◆ Aim ◆
Wherever the string "page" appears, copy the whole line.

◆ Stored data ◆
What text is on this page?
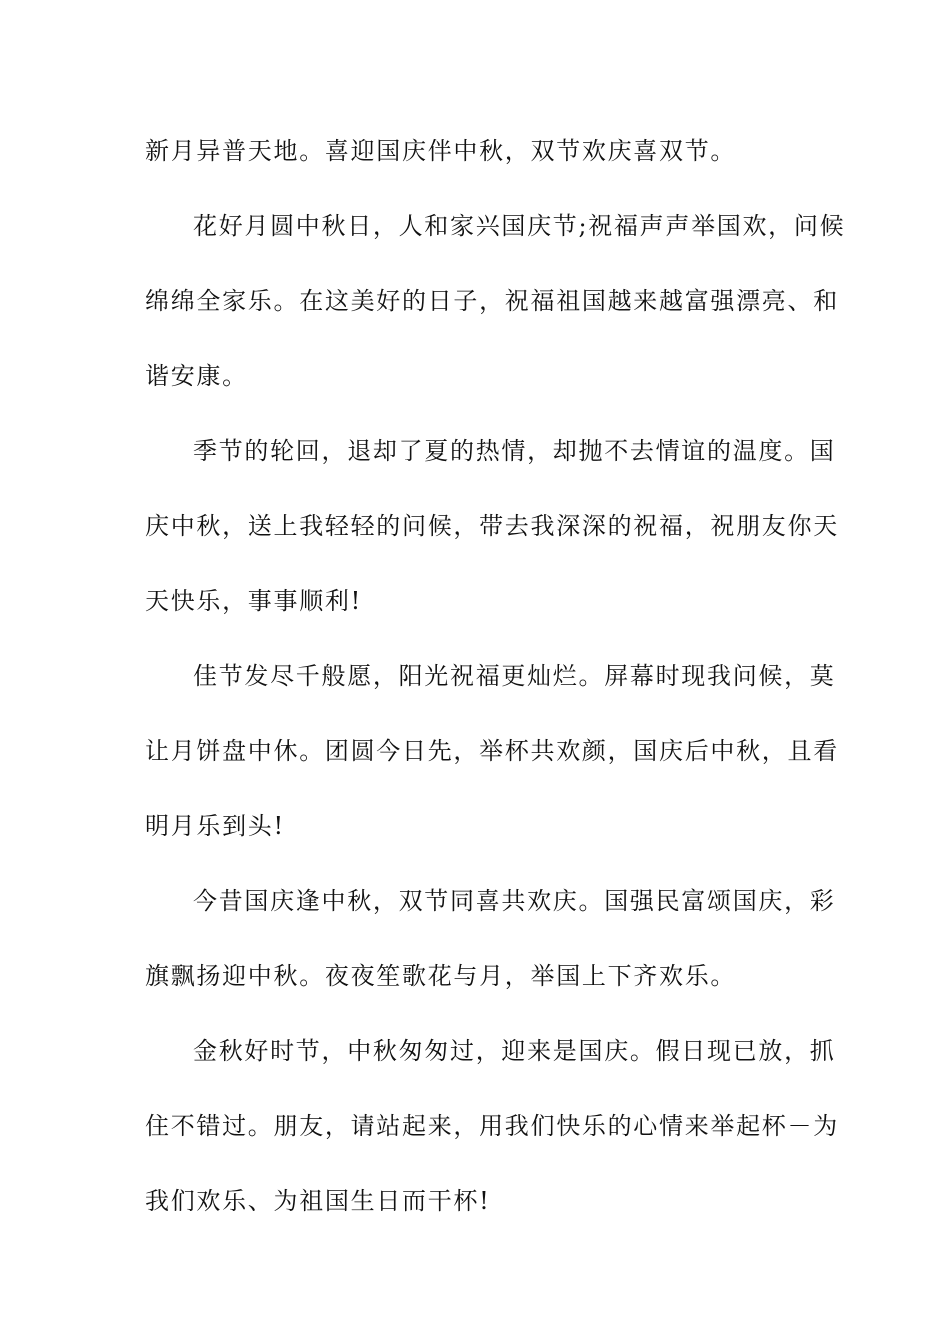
新月异普天地。喜迎国庆伴中秋，双节欢庆喜双节。
花好月圆中秋日，人和家兴国庆节;祝福声声举国欢，问候
绵绵全家乐。在这美好的日子，祝福祖国越来越富强漂亮、和
谐安康。
季节的轮回，退却了夏的热情，却抛不去情谊的温度。国
庆中秋，送上我轻轻的问候，带去我深深的祝福，祝朋友你天
天快乐，事事顺利!
佳节发尽千般愿，阳光祝福更灿烂。屏幕时现我问候，莫
让月饼盘中休。团圆今日先，举杯共欢颜，国庆后中秋，且看
明月乐到头!
今昔国庆逢中秋，双节同喜共欢庆。国强民富颂国庆，彩
旗飘扬迎中秋。夜夜笙歌花与月，举国上下齐欢乐。
金秋好时节，中秋匆匆过，迎来是国庆。假日现已放，抓
住不错过。朋友，请站起来，用我们快乐的心情来举起杯－为
我们欢乐、为祖国生日而干杯!
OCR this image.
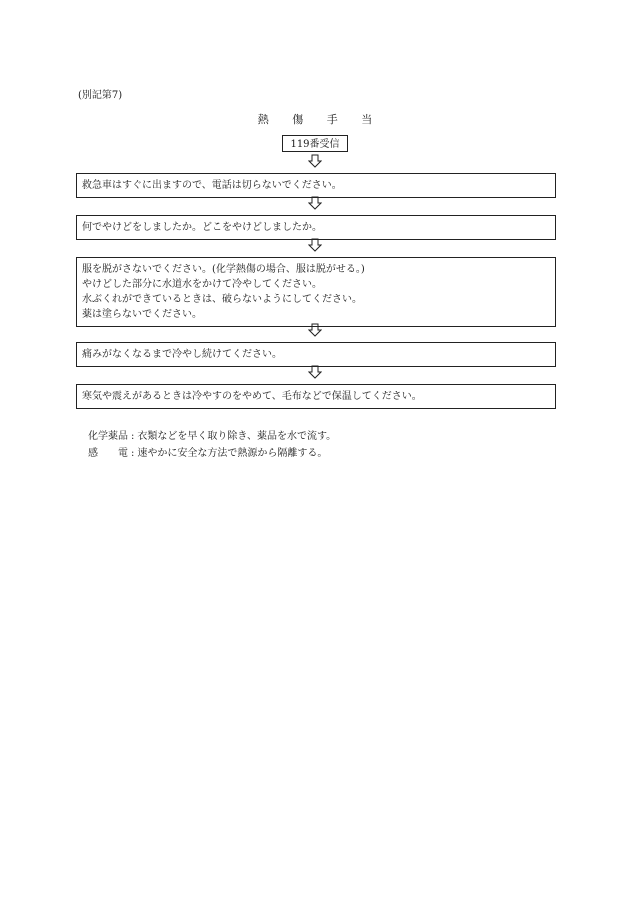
(別記第7)
熱 傷 手 当
119番受信
救急車はすぐに出ますので、電話は切らないでください。
何でやけどをしましたか。どこをやけどしましたか。
服を脱がさないでください。(化学熱傷の場合、服は脱がせる。)
やけどした部分に水道水をかけて冷やしてください。
水ぶくれができているときは、破らないようにしてください。
薬は塗らないでください。
痛みがなくなるまで冷やし続けてください。
寒気や震えがあるときは冷やすのをやめて、毛布などで保温してください。
化学薬品 : 衣類などを早く取り除き、薬品を水で流す。
感　　電 : 速やかに安全な方法で熱源から隔離する。
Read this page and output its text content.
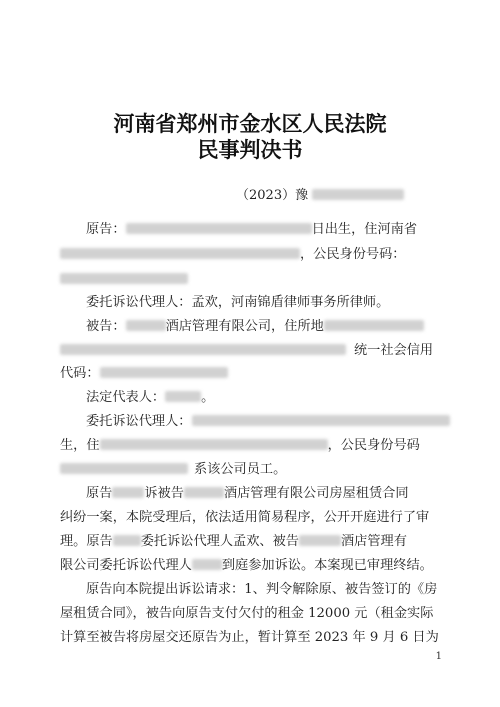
河南省郑州市金水区人民法院
民事判决书
（2023）豫
原告：	日出生，住河南省
，公民身份号码：
委托诉讼代理人：孟欢，河南锦盾律师事务所律师。
被告：	酒店管理有限公司，住所地
统一社会信用
代码：
法定代表人：	。
委托诉讼代理人：
生，住	，公民身份号码
系该公司员工。
原告 诉被告	酒店管理有限公司房屋租赁合同
纠纷一案，本院受理后，依法适用简易程序，公开开庭进行了审
理。原告 委托诉讼代理人孟欢、被告	酒店管理有
限公司委托诉讼代理人 到庭参加诉讼。本案现已审理终结。
原告向本院提出诉讼请求：1、判令解除原、被告签订的《房
屋租赁合同》，被告向原告支付欠付的租金 12000 元（租金实际
计算至被告将房屋交还原告为止，暂计算至 2023 年 9 月 6 日为
1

◆ Result for this task ◆
What text is on this page?
Read this page and output its text content.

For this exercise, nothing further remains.